[Image records of document pages]
════════════════

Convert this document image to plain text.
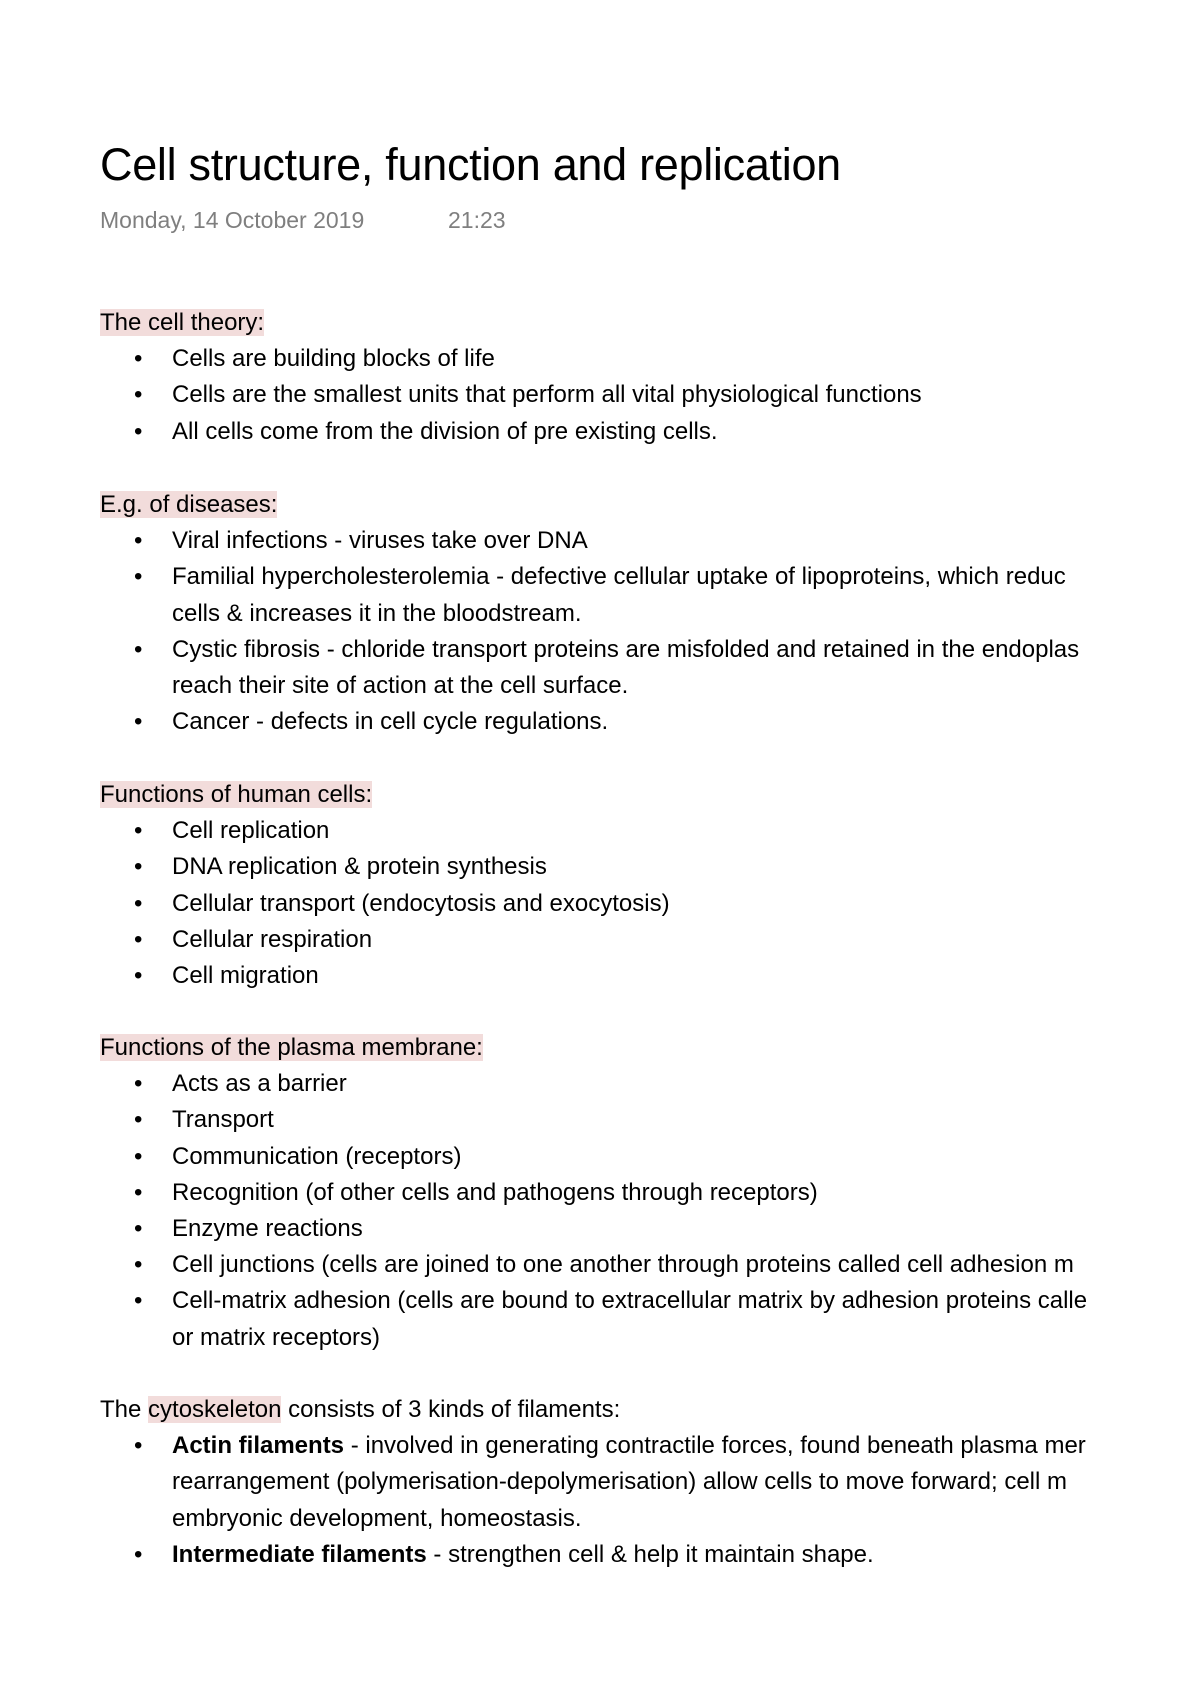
Cell structure, function and replication
Monday, 14 October 2019	21:23
The cell theory:
• Cells are building blocks of life
• Cells are the smallest units that perform all vital physiological functions
• All cells come from the division of pre existing cells.
E.g. of diseases:
• Viral infections - viruses take over DNA
• Familial hypercholesterolemia - defective cellular uptake of lipoproteins, which reduc
cells & increases it in the bloodstream.
• Cystic fibrosis - chloride transport proteins are misfolded and retained in the endoplas
reach their site of action at the cell surface.
• Cancer - defects in cell cycle regulations.
Functions of human cells:
• Cell replication
• DNA replication & protein synthesis
• Cellular transport (endocytosis and exocytosis)
• Cellular respiration
• Cell migration
Functions of the plasma membrane:
• Acts as a barrier
• Transport
• Communication (receptors)
• Recognition (of other cells and pathogens through receptors)
• Enzyme reactions
• Cell junctions (cells are joined to one another through proteins called cell adhesion m
• Cell-matrix adhesion (cells are bound to extracellular matrix by adhesion proteins calle
or matrix receptors)
The cytoskeleton consists of 3 kinds of filaments:
• Actin filaments - involved in generating contractile forces, found beneath plasma mer
rearrangement (polymerisation-depolymerisation) allow cells to move forward; cell m
embryonic development, homeostasis.
• Intermediate filaments - strengthen cell & help it maintain shape.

════════════════

### PROBLEM TO SOLVE
Once the pictures are removed, set down what remains of the entries above exactly.

### ANSWER BOX
Convert this document image to plain text.
Cell structure, function and replication
Monday, 14 October 2019	21:23
The cell theory:
• Cells are building blocks of life
• Cells are the smallest units that perform all vital physiological functions
• All cells come from the division of pre existing cells.
E.g. of diseases:
• Viral infections - viruses take over DNA
• Familial hypercholesterolemia - defective cellular uptake of lipoproteins, which reduc
cells & increases it in the bloodstream.
• Cystic fibrosis - chloride transport proteins are misfolded and retained in the endoplas
reach their site of action at the cell surface.
• Cancer - defects in cell cycle regulations.
Functions of human cells:
• Cell replication
• DNA replication & protein synthesis
• Cellular transport (endocytosis and exocytosis)
• Cellular respiration
• Cell migration
Functions of the plasma membrane:
• Acts as a barrier
• Transport
• Communication (receptors)
• Recognition (of other cells and pathogens through receptors)
• Enzyme reactions
• Cell junctions (cells are joined to one another through proteins called cell adhesion m
• Cell-matrix adhesion (cells are bound to extracellular matrix by adhesion proteins calle
or matrix receptors)
The cytoskeleton consists of 3 kinds of filaments:
• Actin filaments - involved in generating contractile forces, found beneath plasma mer
rearrangement (polymerisation-depolymerisation) allow cells to move forward; cell m
embryonic development, homeostasis.
• Intermediate filaments - strengthen cell & help it maintain shape.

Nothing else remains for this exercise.